Your task
Please count the lines below that contain the word "structured", and reply with that number alone.

Data entries for graphics
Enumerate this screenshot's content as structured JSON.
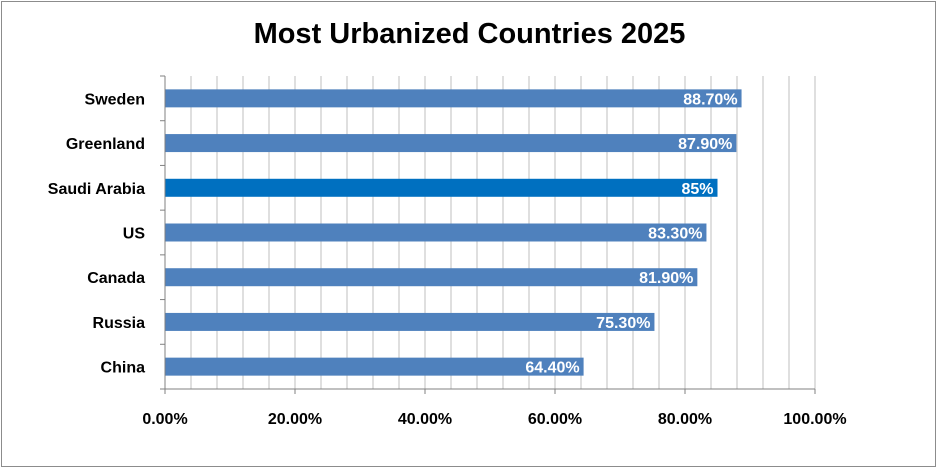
{
  "chart_data": {
    "type": "bar",
    "orientation": "horizontal",
    "title": "Most Urbanized Countries 2025",
    "xlabel": "",
    "ylabel": "",
    "categories": [
      "Sweden",
      "Greenland",
      "Saudi Arabia",
      "US",
      "Canada",
      "Russia",
      "China"
    ],
    "values": [
      88.7,
      87.9,
      85,
      83.3,
      81.9,
      75.3,
      64.4
    ],
    "data_labels": [
      "88.70%",
      "87.90%",
      "85%",
      "83.30%",
      "81.90%",
      "75.30%",
      "64.40%"
    ],
    "xlim": [
      0,
      100
    ],
    "x_ticks": [
      "0.00%",
      "20.00%",
      "40.00%",
      "60.00%",
      "80.00%",
      "100.00%"
    ],
    "grid": "vertical",
    "legend": "none",
    "colors": {
      "bar": "#4f81bd",
      "highlight_bar": "#0070c0",
      "gridline": "#bfbfbf",
      "axis": "#808080",
      "data_label": "#ffffff"
    },
    "highlight_category": "Saudi Arabia"
  }
}
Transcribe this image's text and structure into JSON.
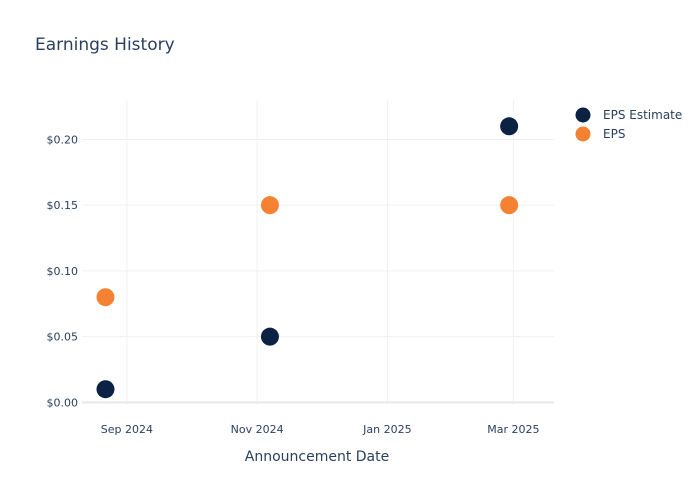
{
  "chart_data": {
    "type": "scatter",
    "title": "Earnings History",
    "xlabel": "Announcement Date",
    "ylabel": "",
    "x_tick_labels": [
      "Sep 2024",
      "Nov 2024",
      "Jan 2025",
      "Mar 2025"
    ],
    "x_ticks": [
      "2024-09-01",
      "2024-11-01",
      "2025-01-01",
      "2025-03-01"
    ],
    "xlim": [
      "2024-08-11",
      "2025-03-20"
    ],
    "y_tick_labels": [
      "$0.00",
      "$0.05",
      "$0.10",
      "$0.15",
      "$0.20"
    ],
    "y_ticks": [
      0,
      0.05,
      0.1,
      0.15,
      0.2
    ],
    "ylim": [
      -0.002,
      0.23
    ],
    "grid": true,
    "legend_position": "top-right",
    "series": [
      {
        "name": "EPS Estimate",
        "color": "#0b2244",
        "points": [
          {
            "x": "2024-08-22",
            "y": 0.01
          },
          {
            "x": "2024-11-07",
            "y": 0.05
          },
          {
            "x": "2025-02-27",
            "y": 0.21
          }
        ]
      },
      {
        "name": "EPS",
        "color": "#f58232",
        "points": [
          {
            "x": "2024-08-22",
            "y": 0.08
          },
          {
            "x": "2024-11-07",
            "y": 0.15
          },
          {
            "x": "2025-02-27",
            "y": 0.15
          }
        ]
      }
    ]
  }
}
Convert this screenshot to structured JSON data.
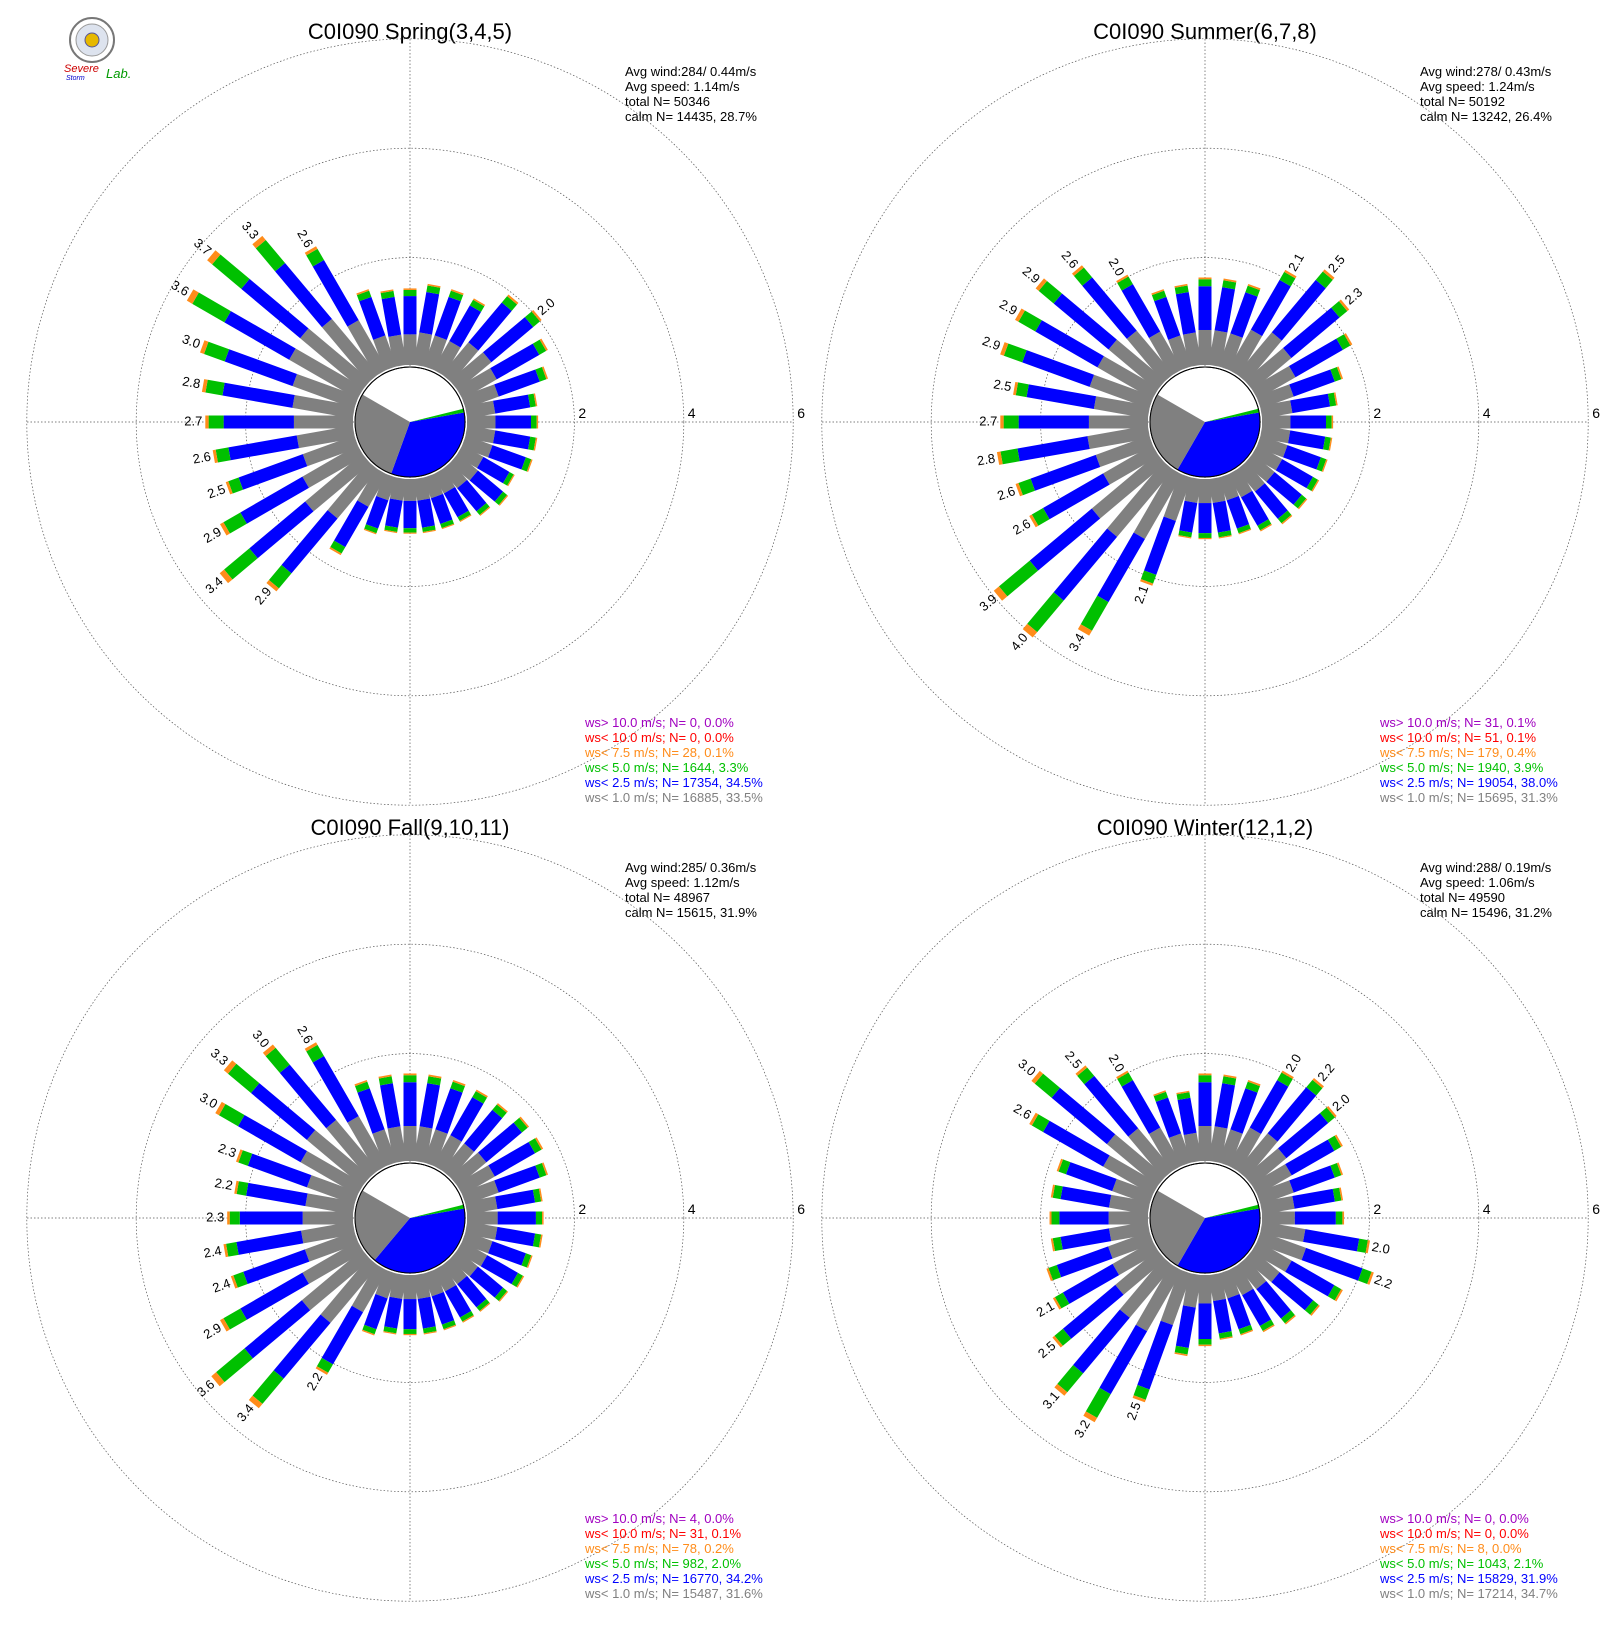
{
  "logo": {
    "line1": "Severe",
    "line2": "Storm",
    "line3": "Lab."
  },
  "colors": {
    "calm_sector": "#808080",
    "bin_1": "#808080",
    "bin_2_5": "#0000ff",
    "bin_5": "#00c000",
    "bin_7_5": "#ff8c1a",
    "bin_10": "#ff0000",
    "bin_gt10": "#a000c0",
    "grid": "#555555"
  },
  "chart_data": [
    {
      "type": "rose",
      "title": "C0I090 Spring(3,4,5)",
      "stats": [
        "Avg wind:284/ 0.44m/s",
        "Avg speed: 1.14m/s",
        "total N=       50346",
        "calm N=  14435,  28.7%"
      ],
      "rings": [
        "2",
        "4",
        "6"
      ],
      "calm_split_deg": [
        80,
        200
      ],
      "bar_directions_deg": [
        0,
        10,
        20,
        30,
        40,
        50,
        60,
        70,
        80,
        90,
        100,
        110,
        120,
        130,
        140,
        150,
        160,
        170,
        180,
        190,
        200,
        210,
        220,
        230,
        240,
        250,
        260,
        270,
        280,
        290,
        300,
        310,
        320,
        330,
        340,
        350
      ],
      "bar_totals": [
        1.4,
        1.5,
        1.5,
        1.5,
        1.9,
        2.0,
        1.8,
        1.6,
        1.3,
        1.3,
        1.3,
        1.3,
        1.1,
        1.2,
        1.1,
        1.0,
        1.0,
        1.0,
        1.0,
        1.0,
        1.1,
        1.7,
        2.9,
        3.4,
        2.9,
        2.5,
        2.6,
        2.7,
        2.8,
        3.0,
        3.6,
        3.7,
        3.3,
        2.6,
        1.5,
        1.4
      ],
      "bar_labels": [
        "",
        "",
        "",
        "",
        "",
        "2.0",
        "",
        "",
        "",
        "",
        "",
        "",
        "",
        "",
        "",
        "",
        "",
        "",
        "",
        "",
        "",
        "",
        "2.9",
        "3.4",
        "2.9",
        "2.5",
        "2.6",
        "2.7",
        "2.8",
        "3.0",
        "3.6",
        "3.7",
        "3.3",
        "2.6",
        "",
        ""
      ],
      "legend": [
        {
          "text": "ws> 10.0 m/s; N=      0,  0.0%",
          "bin": "bin_gt10"
        },
        {
          "text": "ws< 10.0 m/s; N=      0,  0.0%",
          "bin": "bin_10"
        },
        {
          "text": "ws<  7.5 m/s; N=     28,  0.1%",
          "bin": "bin_7_5"
        },
        {
          "text": "ws<  5.0 m/s; N=  1644,  3.3%",
          "bin": "bin_5"
        },
        {
          "text": "ws<  2.5 m/s; N= 17354, 34.5%",
          "bin": "bin_2_5"
        },
        {
          "text": "ws<  1.0 m/s; N= 16885, 33.5%",
          "bin": "bin_1"
        }
      ]
    },
    {
      "type": "rose",
      "title": "C0I090 Summer(6,7,8)",
      "stats": [
        "Avg wind:278/ 0.43m/s",
        "Avg speed: 1.24m/s",
        "total N=       50192",
        "calm N=  13242,  26.4%"
      ],
      "rings": [
        "2",
        "4",
        "6"
      ],
      "calm_split_deg": [
        80,
        210
      ],
      "bar_directions_deg": [
        0,
        10,
        20,
        30,
        40,
        50,
        60,
        70,
        80,
        90,
        100,
        110,
        120,
        130,
        140,
        150,
        160,
        170,
        180,
        190,
        200,
        210,
        220,
        230,
        240,
        250,
        260,
        270,
        280,
        290,
        300,
        310,
        320,
        330,
        340,
        350
      ],
      "bar_totals": [
        1.6,
        1.6,
        1.6,
        2.1,
        2.5,
        2.3,
        2.0,
        1.6,
        1.4,
        1.3,
        1.3,
        1.3,
        1.3,
        1.3,
        1.3,
        1.2,
        1.1,
        1.1,
        1.1,
        1.1,
        2.1,
        3.4,
        4.0,
        3.9,
        2.6,
        2.6,
        2.8,
        2.7,
        2.5,
        2.9,
        2.9,
        2.9,
        2.6,
        2.0,
        1.5,
        1.5
      ],
      "bar_labels": [
        "",
        "",
        "",
        "2.1",
        "2.5",
        "2.3",
        "",
        "",
        "",
        "",
        "",
        "",
        "",
        "",
        "",
        "",
        "",
        "",
        "",
        "",
        "2.1",
        "3.4",
        "4.0",
        "3.9",
        "2.6",
        "2.6",
        "2.8",
        "2.7",
        "2.5",
        "2.9",
        "2.9",
        "2.9",
        "2.6",
        "2.0",
        "",
        ""
      ],
      "legend": [
        {
          "text": "ws> 10.0 m/s; N=     31,  0.1%",
          "bin": "bin_gt10"
        },
        {
          "text": "ws< 10.0 m/s; N=     51,  0.1%",
          "bin": "bin_10"
        },
        {
          "text": "ws<  7.5 m/s; N=    179,  0.4%",
          "bin": "bin_7_5"
        },
        {
          "text": "ws<  5.0 m/s; N=  1940,  3.9%",
          "bin": "bin_5"
        },
        {
          "text": "ws<  2.5 m/s; N= 19054, 38.0%",
          "bin": "bin_2_5"
        },
        {
          "text": "ws<  1.0 m/s; N= 15695, 31.3%",
          "bin": "bin_1"
        }
      ]
    },
    {
      "type": "rose",
      "title": "C0I090 Fall(9,10,11)",
      "stats": [
        "Avg wind:285/ 0.36m/s",
        "Avg speed: 1.12m/s",
        "total N=       48967",
        "calm N=  15615,  31.9%"
      ],
      "rings": [
        "2",
        "4",
        "6"
      ],
      "calm_split_deg": [
        80,
        220
      ],
      "bar_directions_deg": [
        0,
        10,
        20,
        30,
        40,
        50,
        60,
        70,
        80,
        90,
        100,
        110,
        120,
        130,
        140,
        150,
        160,
        170,
        180,
        190,
        200,
        210,
        220,
        230,
        240,
        250,
        260,
        270,
        280,
        290,
        300,
        310,
        320,
        330,
        340,
        350
      ],
      "bar_totals": [
        1.6,
        1.6,
        1.6,
        1.6,
        1.6,
        1.7,
        1.7,
        1.6,
        1.4,
        1.4,
        1.4,
        1.3,
        1.3,
        1.2,
        1.1,
        1.1,
        1.1,
        1.1,
        1.1,
        1.1,
        1.2,
        2.2,
        3.4,
        3.6,
        2.9,
        2.4,
        2.4,
        2.3,
        2.2,
        2.3,
        3.0,
        3.3,
        3.0,
        2.6,
        1.6,
        1.6
      ],
      "bar_labels": [
        "",
        "",
        "",
        "",
        "",
        "",
        "",
        "",
        "",
        "",
        "",
        "",
        "",
        "",
        "",
        "",
        "",
        "",
        "",
        "",
        "",
        "2.2",
        "3.4",
        "3.6",
        "2.9",
        "2.4",
        "2.4",
        "2.3",
        "2.2",
        "2.3",
        "3.0",
        "3.3",
        "3.0",
        "2.6",
        "",
        ""
      ],
      "legend": [
        {
          "text": "ws> 10.0 m/s; N=      4,  0.0%",
          "bin": "bin_gt10"
        },
        {
          "text": "ws< 10.0 m/s; N=     31,  0.1%",
          "bin": "bin_10"
        },
        {
          "text": "ws<  7.5 m/s; N=     78,  0.2%",
          "bin": "bin_7_5"
        },
        {
          "text": "ws<  5.0 m/s; N=    982,  2.0%",
          "bin": "bin_5"
        },
        {
          "text": "ws<  2.5 m/s; N= 16770, 34.2%",
          "bin": "bin_2_5"
        },
        {
          "text": "ws<  1.0 m/s; N= 15487, 31.6%",
          "bin": "bin_1"
        }
      ]
    },
    {
      "type": "rose",
      "title": "C0I090 Winter(12,1,2)",
      "stats": [
        "Avg wind:288/ 0.19m/s",
        "Avg speed: 1.06m/s",
        "total N=       49590",
        "calm N=  15496,  31.2%"
      ],
      "rings": [
        "2",
        "4",
        "6"
      ],
      "calm_split_deg": [
        80,
        210
      ],
      "bar_directions_deg": [
        0,
        10,
        20,
        30,
        40,
        50,
        60,
        70,
        80,
        90,
        100,
        110,
        120,
        130,
        140,
        150,
        160,
        170,
        180,
        190,
        200,
        210,
        220,
        230,
        240,
        250,
        260,
        270,
        280,
        290,
        300,
        310,
        320,
        330,
        340,
        350
      ],
      "bar_totals": [
        1.6,
        1.6,
        1.6,
        2.0,
        2.2,
        2.0,
        1.8,
        1.6,
        1.5,
        1.5,
        2.0,
        2.2,
        1.8,
        1.6,
        1.4,
        1.3,
        1.2,
        1.2,
        1.3,
        1.5,
        2.5,
        3.2,
        3.1,
        2.5,
        2.1,
        2.0,
        1.8,
        1.8,
        1.8,
        1.8,
        2.6,
        3.0,
        2.5,
        2.0,
        1.4,
        1.3
      ],
      "bar_labels": [
        "",
        "",
        "",
        "2.0",
        "2.2",
        "2.0",
        "",
        "",
        "",
        "",
        "2.0",
        "2.2",
        "",
        "",
        "",
        "",
        "",
        "",
        "",
        "",
        "2.5",
        "3.2",
        "3.1",
        "2.5",
        "2.1",
        "",
        "",
        "",
        "",
        "",
        "2.6",
        "3.0",
        "2.5",
        "2.0",
        "",
        ""
      ],
      "legend": [
        {
          "text": "ws> 10.0 m/s; N=      0,  0.0%",
          "bin": "bin_gt10"
        },
        {
          "text": "ws< 10.0 m/s; N=      0,  0.0%",
          "bin": "bin_10"
        },
        {
          "text": "ws<  7.5 m/s; N=      8,  0.0%",
          "bin": "bin_7_5"
        },
        {
          "text": "ws<  5.0 m/s; N=  1043,  2.1%",
          "bin": "bin_5"
        },
        {
          "text": "ws<  2.5 m/s; N= 15829, 31.9%",
          "bin": "bin_2_5"
        },
        {
          "text": "ws<  1.0 m/s; N= 17214, 34.7%",
          "bin": "bin_1"
        }
      ]
    }
  ]
}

Final result
2